Figure dataset records
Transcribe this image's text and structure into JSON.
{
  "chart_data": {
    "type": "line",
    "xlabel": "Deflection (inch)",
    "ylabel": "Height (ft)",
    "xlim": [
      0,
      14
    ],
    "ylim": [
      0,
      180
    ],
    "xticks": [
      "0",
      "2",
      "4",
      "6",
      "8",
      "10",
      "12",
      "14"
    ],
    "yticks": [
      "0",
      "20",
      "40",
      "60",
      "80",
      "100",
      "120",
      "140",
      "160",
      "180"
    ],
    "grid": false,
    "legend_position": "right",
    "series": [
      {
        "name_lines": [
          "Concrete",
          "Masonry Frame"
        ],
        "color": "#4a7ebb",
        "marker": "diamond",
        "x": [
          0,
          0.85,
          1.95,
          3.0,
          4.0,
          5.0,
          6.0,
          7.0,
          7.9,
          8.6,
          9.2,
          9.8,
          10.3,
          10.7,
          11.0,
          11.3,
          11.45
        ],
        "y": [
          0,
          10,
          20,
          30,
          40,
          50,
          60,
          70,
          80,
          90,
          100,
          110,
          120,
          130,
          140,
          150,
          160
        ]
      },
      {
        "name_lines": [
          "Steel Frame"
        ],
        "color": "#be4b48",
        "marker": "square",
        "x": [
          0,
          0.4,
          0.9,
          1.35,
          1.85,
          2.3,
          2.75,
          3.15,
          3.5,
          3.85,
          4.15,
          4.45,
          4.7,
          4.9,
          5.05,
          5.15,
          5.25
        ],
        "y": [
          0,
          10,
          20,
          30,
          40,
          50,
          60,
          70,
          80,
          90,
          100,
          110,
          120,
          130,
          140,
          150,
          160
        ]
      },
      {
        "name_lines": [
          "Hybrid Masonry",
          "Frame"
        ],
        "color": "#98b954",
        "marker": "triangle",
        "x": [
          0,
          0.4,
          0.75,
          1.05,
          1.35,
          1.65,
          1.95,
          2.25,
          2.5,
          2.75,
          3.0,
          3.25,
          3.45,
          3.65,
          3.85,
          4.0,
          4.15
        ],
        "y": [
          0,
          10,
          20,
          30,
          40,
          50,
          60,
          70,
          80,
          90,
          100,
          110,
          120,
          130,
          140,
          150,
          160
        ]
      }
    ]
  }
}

Instructions to follow
Pull out all lines containing "color".

Problem solution
        "color": "#4a7ebb",
        "color": "#be4b48",
        "color": "#98b954",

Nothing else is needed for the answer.